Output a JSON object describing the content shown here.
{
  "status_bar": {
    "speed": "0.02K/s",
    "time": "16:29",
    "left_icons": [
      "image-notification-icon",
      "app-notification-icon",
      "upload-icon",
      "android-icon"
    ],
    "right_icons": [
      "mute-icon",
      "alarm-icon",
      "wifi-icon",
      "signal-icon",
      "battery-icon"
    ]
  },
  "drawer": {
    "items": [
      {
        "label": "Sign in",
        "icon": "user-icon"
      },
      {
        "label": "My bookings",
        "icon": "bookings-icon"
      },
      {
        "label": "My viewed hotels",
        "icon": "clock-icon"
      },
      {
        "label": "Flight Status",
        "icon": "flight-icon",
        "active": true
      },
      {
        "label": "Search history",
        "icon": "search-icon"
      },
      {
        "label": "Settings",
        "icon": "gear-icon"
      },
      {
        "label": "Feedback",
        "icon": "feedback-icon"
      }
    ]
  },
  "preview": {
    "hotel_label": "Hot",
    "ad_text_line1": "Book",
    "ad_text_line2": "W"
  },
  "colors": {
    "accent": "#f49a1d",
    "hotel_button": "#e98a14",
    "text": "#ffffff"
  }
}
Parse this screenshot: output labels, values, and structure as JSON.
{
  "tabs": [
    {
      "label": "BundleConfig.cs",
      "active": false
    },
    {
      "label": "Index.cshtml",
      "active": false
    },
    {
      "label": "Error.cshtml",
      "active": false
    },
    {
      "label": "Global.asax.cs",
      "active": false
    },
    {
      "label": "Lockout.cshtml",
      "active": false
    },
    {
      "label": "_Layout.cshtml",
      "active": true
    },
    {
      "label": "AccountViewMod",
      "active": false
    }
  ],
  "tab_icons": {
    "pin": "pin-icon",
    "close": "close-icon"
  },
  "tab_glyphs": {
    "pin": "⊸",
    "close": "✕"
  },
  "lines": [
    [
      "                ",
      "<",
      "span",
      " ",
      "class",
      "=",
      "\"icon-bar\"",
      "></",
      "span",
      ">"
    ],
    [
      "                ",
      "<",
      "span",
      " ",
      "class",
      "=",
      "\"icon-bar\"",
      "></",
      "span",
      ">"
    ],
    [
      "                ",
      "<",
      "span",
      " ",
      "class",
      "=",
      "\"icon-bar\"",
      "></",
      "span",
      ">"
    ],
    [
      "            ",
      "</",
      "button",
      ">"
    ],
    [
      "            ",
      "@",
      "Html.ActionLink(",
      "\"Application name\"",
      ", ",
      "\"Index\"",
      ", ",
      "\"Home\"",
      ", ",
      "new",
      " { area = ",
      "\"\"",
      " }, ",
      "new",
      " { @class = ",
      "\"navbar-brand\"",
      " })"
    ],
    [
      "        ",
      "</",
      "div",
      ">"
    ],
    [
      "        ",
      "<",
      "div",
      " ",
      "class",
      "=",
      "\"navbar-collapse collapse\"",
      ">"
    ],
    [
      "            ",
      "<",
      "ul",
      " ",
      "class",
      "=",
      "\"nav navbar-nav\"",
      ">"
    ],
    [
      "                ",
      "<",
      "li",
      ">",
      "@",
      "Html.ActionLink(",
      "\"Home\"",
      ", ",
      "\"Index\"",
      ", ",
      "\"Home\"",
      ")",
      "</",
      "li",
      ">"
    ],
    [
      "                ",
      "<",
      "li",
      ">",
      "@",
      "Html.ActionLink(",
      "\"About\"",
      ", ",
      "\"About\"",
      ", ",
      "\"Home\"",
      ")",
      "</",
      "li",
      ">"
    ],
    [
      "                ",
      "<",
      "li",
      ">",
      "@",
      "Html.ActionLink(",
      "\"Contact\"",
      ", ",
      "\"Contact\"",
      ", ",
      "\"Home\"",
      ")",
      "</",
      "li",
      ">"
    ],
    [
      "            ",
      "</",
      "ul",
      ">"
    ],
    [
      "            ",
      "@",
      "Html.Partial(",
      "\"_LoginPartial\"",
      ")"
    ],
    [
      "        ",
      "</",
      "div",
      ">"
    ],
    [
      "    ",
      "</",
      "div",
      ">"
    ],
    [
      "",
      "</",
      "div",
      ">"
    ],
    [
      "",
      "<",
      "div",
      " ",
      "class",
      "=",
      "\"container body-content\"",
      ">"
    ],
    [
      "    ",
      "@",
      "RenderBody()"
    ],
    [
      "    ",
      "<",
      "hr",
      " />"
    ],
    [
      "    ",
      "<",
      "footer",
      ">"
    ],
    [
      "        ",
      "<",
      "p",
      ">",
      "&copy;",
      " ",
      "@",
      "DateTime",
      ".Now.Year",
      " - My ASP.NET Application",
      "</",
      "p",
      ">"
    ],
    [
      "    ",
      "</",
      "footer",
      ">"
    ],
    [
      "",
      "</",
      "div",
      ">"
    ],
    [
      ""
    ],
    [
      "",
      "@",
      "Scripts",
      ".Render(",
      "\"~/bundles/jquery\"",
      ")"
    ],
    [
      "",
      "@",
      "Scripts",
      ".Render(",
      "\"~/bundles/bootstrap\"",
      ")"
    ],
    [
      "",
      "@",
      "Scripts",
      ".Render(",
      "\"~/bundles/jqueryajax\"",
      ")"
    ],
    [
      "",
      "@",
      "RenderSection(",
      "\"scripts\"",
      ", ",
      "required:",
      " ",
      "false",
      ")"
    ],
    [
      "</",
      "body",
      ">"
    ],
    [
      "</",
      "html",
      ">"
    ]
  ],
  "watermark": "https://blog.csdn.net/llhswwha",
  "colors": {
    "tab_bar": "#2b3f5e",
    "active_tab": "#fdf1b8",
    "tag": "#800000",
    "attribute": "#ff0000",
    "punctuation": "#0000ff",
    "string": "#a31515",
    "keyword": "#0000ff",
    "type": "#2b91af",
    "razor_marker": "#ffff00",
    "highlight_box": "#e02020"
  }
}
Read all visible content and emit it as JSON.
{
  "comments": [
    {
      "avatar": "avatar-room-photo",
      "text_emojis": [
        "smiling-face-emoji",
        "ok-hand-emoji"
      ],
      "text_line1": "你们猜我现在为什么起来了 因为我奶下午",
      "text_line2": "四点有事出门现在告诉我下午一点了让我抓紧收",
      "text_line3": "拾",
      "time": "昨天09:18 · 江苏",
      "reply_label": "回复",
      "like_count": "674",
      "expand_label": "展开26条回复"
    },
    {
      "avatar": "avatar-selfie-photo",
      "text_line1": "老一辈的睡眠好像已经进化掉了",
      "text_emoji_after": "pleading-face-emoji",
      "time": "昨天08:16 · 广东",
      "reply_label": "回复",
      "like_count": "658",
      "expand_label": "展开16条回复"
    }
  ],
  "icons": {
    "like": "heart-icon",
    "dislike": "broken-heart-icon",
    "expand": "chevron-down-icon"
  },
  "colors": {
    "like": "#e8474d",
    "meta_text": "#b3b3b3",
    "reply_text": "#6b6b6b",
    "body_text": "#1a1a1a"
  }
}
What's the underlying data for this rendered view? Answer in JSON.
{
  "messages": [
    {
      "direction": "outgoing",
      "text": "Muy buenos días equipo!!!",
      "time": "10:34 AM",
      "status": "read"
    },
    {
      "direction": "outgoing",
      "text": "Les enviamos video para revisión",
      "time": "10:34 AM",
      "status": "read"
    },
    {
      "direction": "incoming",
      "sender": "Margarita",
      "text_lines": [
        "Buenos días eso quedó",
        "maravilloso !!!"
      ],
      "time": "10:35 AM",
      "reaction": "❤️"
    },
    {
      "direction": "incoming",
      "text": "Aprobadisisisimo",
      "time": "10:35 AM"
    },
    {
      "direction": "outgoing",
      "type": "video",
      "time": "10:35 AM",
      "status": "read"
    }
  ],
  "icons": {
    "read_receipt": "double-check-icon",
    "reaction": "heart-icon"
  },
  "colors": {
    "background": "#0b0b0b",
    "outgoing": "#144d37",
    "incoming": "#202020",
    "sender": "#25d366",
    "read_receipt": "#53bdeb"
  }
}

___

▶ **Your objective**:
Only a number is wanted: how many lines contain the word "Application"?

▶ **Answer to the task**:
2